▶ **Written task**: Which lines of the records contain "screenshot"? Collect every one of them.
>> begin Record extracts
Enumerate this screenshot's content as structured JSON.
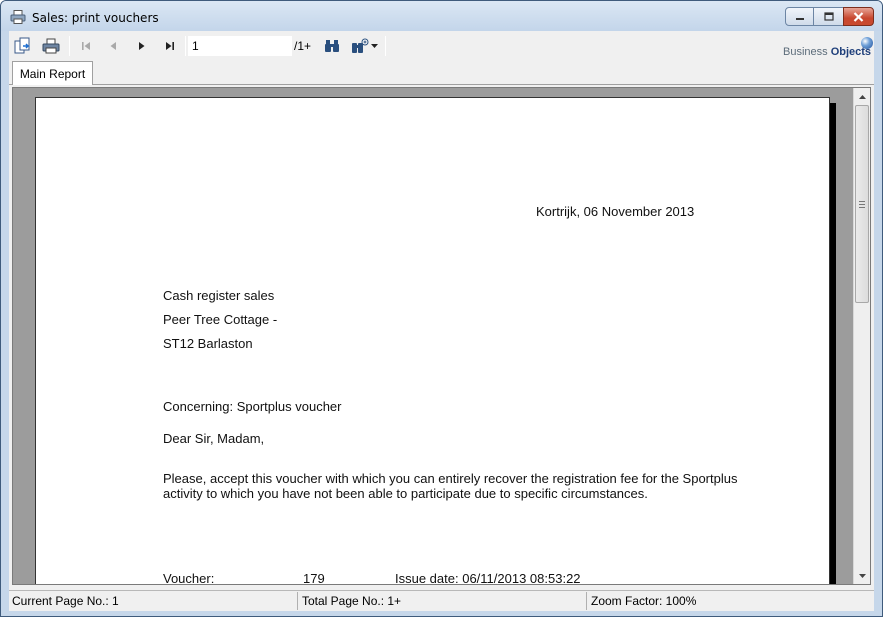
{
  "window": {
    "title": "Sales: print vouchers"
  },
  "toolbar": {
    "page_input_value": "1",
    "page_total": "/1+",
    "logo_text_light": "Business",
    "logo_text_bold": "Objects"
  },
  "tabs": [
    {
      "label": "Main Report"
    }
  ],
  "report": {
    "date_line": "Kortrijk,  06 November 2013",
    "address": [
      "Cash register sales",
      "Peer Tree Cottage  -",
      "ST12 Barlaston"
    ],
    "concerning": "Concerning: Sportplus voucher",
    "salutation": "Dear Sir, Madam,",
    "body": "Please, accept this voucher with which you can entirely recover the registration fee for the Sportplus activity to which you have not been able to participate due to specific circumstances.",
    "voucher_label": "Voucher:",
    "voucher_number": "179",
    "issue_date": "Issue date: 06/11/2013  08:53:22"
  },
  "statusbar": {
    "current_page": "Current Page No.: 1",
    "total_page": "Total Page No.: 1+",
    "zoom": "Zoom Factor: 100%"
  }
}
>> end Record extracts
>> begin Record extracts
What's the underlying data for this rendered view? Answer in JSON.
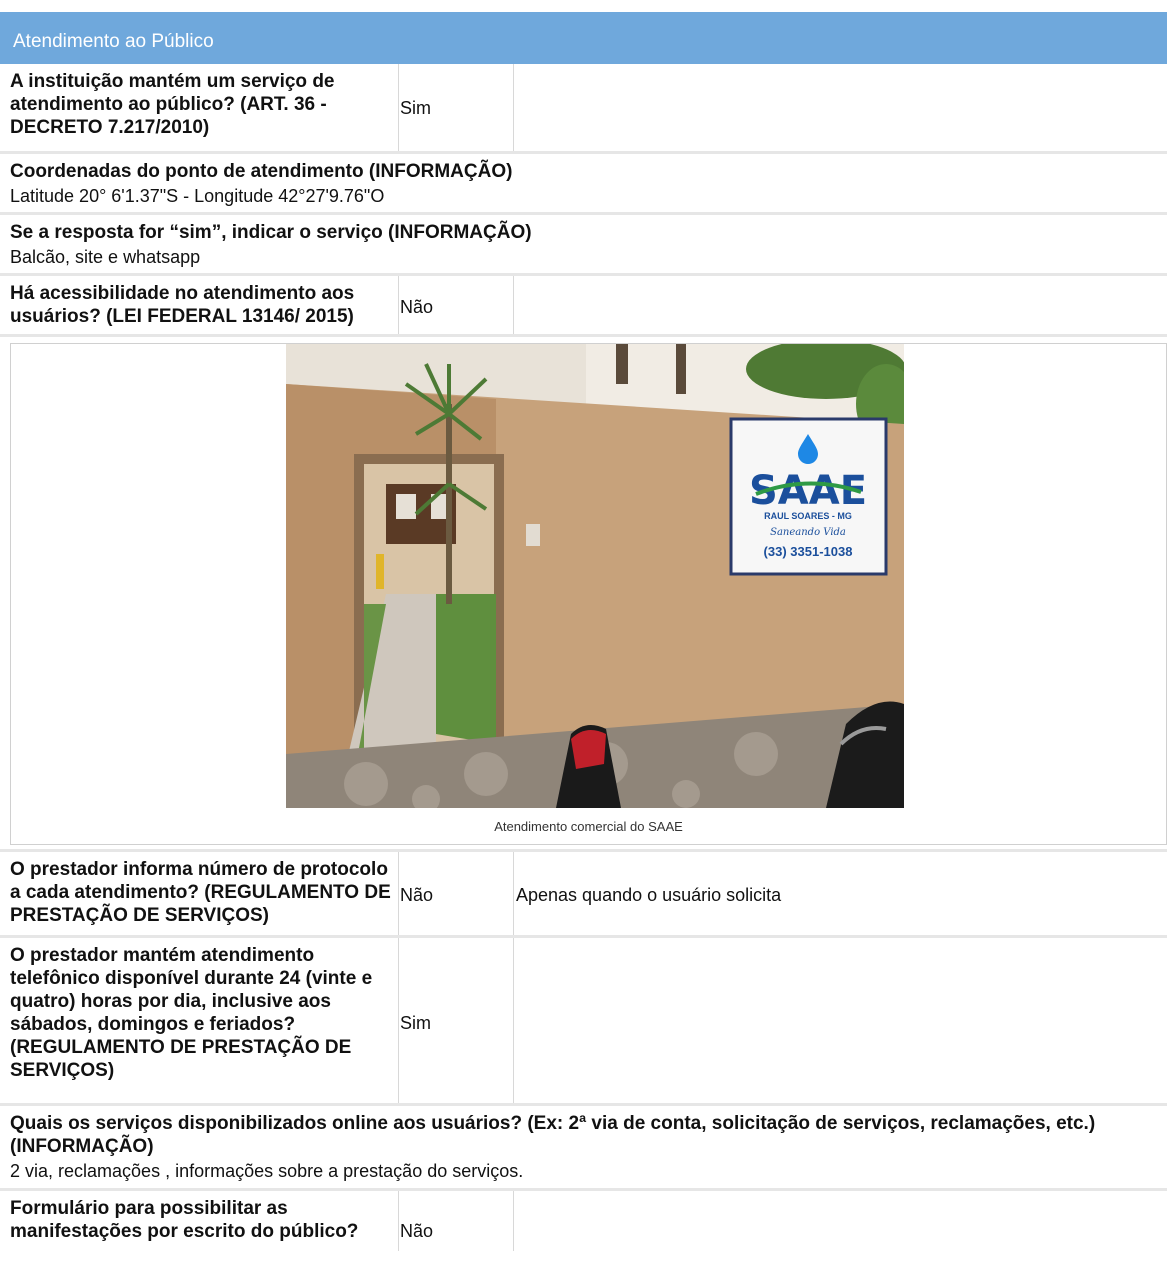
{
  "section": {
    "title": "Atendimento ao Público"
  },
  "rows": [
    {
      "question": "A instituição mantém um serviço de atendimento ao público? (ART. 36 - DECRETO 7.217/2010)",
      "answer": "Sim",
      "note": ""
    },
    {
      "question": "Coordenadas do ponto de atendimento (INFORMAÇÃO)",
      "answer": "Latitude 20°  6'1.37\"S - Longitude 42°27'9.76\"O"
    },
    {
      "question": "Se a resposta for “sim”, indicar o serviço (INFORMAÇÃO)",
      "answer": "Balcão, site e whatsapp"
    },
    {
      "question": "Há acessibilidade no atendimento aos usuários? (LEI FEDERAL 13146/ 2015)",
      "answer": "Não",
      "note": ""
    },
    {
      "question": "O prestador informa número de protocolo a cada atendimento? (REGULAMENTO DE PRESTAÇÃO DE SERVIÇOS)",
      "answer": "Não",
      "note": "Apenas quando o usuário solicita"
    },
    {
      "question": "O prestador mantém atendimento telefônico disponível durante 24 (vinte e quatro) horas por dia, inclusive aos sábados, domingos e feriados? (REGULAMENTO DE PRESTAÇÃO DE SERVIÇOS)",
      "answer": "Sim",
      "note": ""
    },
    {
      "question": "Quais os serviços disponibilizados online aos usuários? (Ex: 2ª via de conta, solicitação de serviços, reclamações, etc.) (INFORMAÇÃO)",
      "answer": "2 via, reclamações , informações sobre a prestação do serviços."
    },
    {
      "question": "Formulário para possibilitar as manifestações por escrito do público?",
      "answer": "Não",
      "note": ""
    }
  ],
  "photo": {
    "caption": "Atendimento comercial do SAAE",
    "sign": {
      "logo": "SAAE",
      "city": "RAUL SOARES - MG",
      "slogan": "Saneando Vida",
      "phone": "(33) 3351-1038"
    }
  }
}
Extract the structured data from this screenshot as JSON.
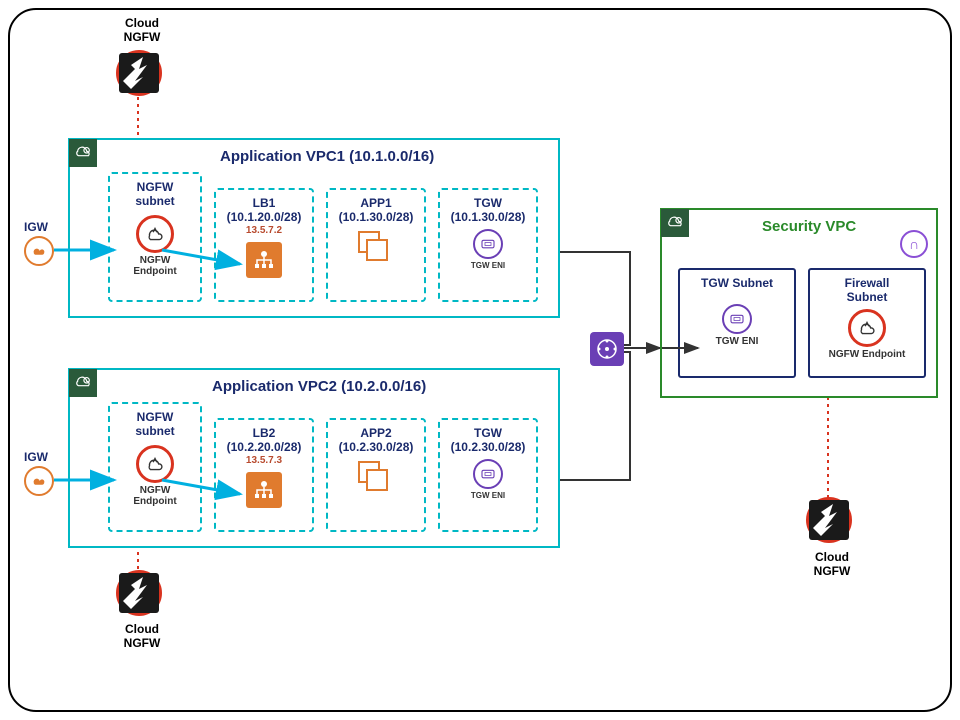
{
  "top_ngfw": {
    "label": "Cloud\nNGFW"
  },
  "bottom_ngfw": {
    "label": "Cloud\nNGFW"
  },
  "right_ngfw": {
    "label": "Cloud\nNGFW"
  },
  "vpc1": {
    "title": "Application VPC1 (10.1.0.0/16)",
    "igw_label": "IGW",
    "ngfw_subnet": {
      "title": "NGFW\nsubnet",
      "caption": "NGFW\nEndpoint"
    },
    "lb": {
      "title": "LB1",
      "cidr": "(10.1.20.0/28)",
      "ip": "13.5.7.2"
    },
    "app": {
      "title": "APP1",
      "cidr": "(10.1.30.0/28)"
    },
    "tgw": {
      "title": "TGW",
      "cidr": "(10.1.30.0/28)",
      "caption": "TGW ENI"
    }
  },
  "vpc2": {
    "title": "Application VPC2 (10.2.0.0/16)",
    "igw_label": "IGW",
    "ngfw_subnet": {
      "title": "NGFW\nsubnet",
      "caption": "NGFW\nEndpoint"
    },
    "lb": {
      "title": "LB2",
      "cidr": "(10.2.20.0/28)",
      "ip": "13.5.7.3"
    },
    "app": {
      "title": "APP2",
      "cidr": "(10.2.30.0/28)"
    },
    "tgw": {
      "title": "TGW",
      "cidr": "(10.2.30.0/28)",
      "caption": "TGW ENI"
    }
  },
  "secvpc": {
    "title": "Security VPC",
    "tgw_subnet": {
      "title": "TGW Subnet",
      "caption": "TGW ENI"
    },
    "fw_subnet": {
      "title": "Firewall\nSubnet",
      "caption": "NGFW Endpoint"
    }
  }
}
>> end Record extracts
▶ **Solution**:
Enumerate this screenshot's content as structured JSON.
Extract the structured data from this screenshot as JSON.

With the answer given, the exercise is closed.